Stored data entries:
<<<<
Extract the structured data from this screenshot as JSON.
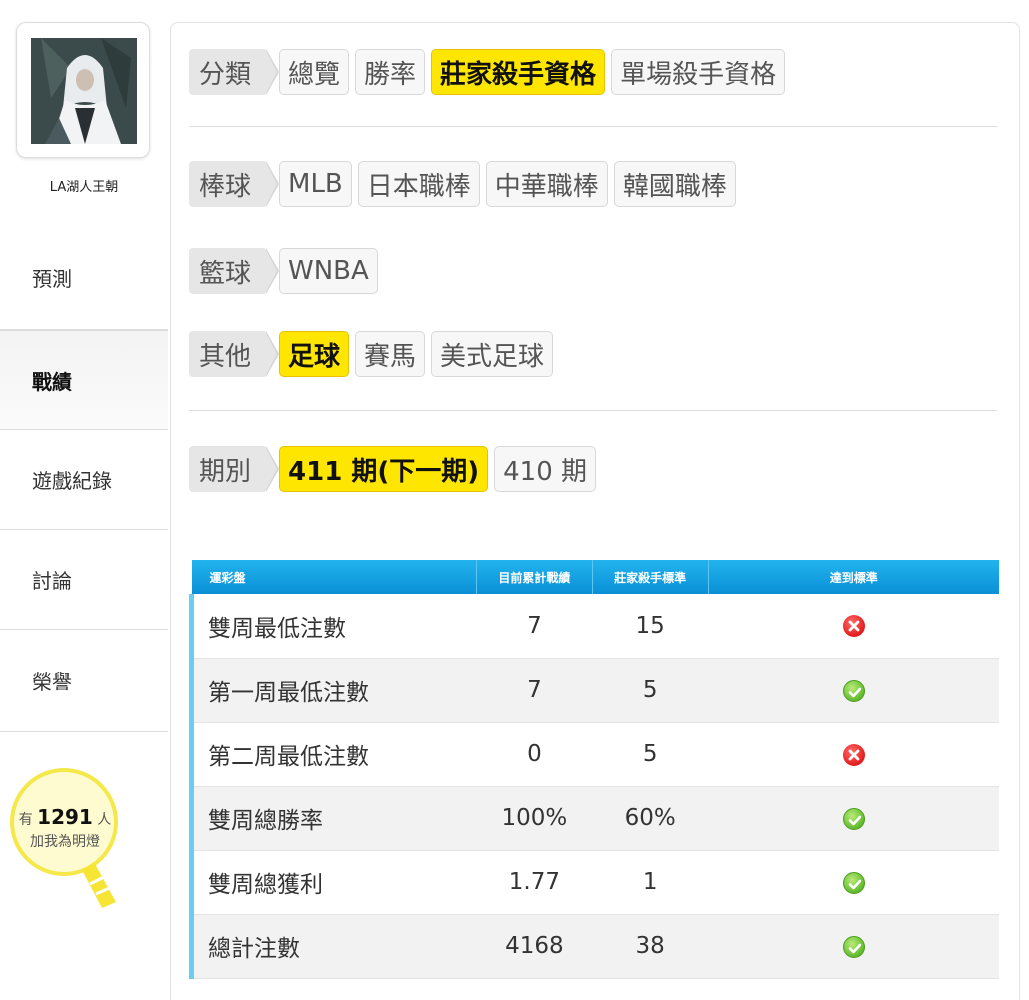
{
  "user": {
    "name": "LA湖人王朝"
  },
  "nav": {
    "predict": "預測",
    "record": "戰績",
    "game_log": "遊戲紀錄",
    "discuss": "討論",
    "honor": "榮譽"
  },
  "bulb": {
    "prefix": "有",
    "count": "1291",
    "suffix": "人",
    "subtitle": "加我為明燈"
  },
  "category": {
    "label": "分類",
    "items": [
      "總覽",
      "勝率",
      "莊家殺手資格",
      "單場殺手資格"
    ],
    "selected": "莊家殺手資格"
  },
  "baseball": {
    "label": "棒球",
    "items": [
      "MLB",
      "日本職棒",
      "中華職棒",
      "韓國職棒"
    ]
  },
  "basketball": {
    "label": "籃球",
    "items": [
      "WNBA"
    ]
  },
  "other": {
    "label": "其他",
    "items": [
      "足球",
      "賽馬",
      "美式足球"
    ],
    "selected": "足球"
  },
  "period": {
    "label": "期別",
    "items": [
      "411 期(下一期)",
      "410 期"
    ],
    "selected": "411 期(下一期)"
  },
  "table": {
    "headers": [
      "運彩盤",
      "目前累計戰績",
      "莊家殺手標準",
      "達到標準"
    ],
    "rows": [
      {
        "name": "雙周最低注數",
        "current": "7",
        "standard": "15",
        "met": "fail"
      },
      {
        "name": "第一周最低注數",
        "current": "7",
        "standard": "5",
        "met": "pass"
      },
      {
        "name": "第二周最低注數",
        "current": "0",
        "standard": "5",
        "met": "fail"
      },
      {
        "name": "雙周總勝率",
        "current": "100%",
        "standard": "60%",
        "met": "pass"
      },
      {
        "name": "雙周總獲利",
        "current": "1.77",
        "standard": "1",
        "met": "pass"
      },
      {
        "name": "總計注數",
        "current": "4168",
        "standard": "38",
        "met": "pass"
      }
    ]
  },
  "colors": {
    "accent": "#ffe600",
    "header_blue": "#0a8fd6",
    "pass": "#5cb82a",
    "fail": "#e21b1b"
  }
}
>>>>
Images must not appear in the copy; reproduce everything else in the records verbatim.

RESPONSE BELOW:
Extract the structured data from this screenshot as JSON.
{
  "user": {
    "name": "LA湖人王朝"
  },
  "nav": {
    "predict": "預測",
    "record": "戰績",
    "game_log": "遊戲紀錄",
    "discuss": "討論",
    "honor": "榮譽"
  },
  "bulb": {
    "prefix": "有",
    "count": "1291",
    "suffix": "人",
    "subtitle": "加我為明燈"
  },
  "category": {
    "label": "分類",
    "items": [
      "總覽",
      "勝率",
      "莊家殺手資格",
      "單場殺手資格"
    ],
    "selected": "莊家殺手資格"
  },
  "baseball": {
    "label": "棒球",
    "items": [
      "MLB",
      "日本職棒",
      "中華職棒",
      "韓國職棒"
    ]
  },
  "basketball": {
    "label": "籃球",
    "items": [
      "WNBA"
    ]
  },
  "other": {
    "label": "其他",
    "items": [
      "足球",
      "賽馬",
      "美式足球"
    ],
    "selected": "足球"
  },
  "period": {
    "label": "期別",
    "items": [
      "411 期(下一期)",
      "410 期"
    ],
    "selected": "411 期(下一期)"
  },
  "table": {
    "headers": [
      "運彩盤",
      "目前累計戰績",
      "莊家殺手標準",
      "達到標準"
    ],
    "rows": [
      {
        "name": "雙周最低注數",
        "current": "7",
        "standard": "15",
        "met": "fail"
      },
      {
        "name": "第一周最低注數",
        "current": "7",
        "standard": "5",
        "met": "pass"
      },
      {
        "name": "第二周最低注數",
        "current": "0",
        "standard": "5",
        "met": "fail"
      },
      {
        "name": "雙周總勝率",
        "current": "100%",
        "standard": "60%",
        "met": "pass"
      },
      {
        "name": "雙周總獲利",
        "current": "1.77",
        "standard": "1",
        "met": "pass"
      },
      {
        "name": "總計注數",
        "current": "4168",
        "standard": "38",
        "met": "pass"
      }
    ]
  },
  "colors": {
    "accent": "#ffe600",
    "header_blue": "#0a8fd6",
    "pass": "#5cb82a",
    "fail": "#e21b1b"
  }
}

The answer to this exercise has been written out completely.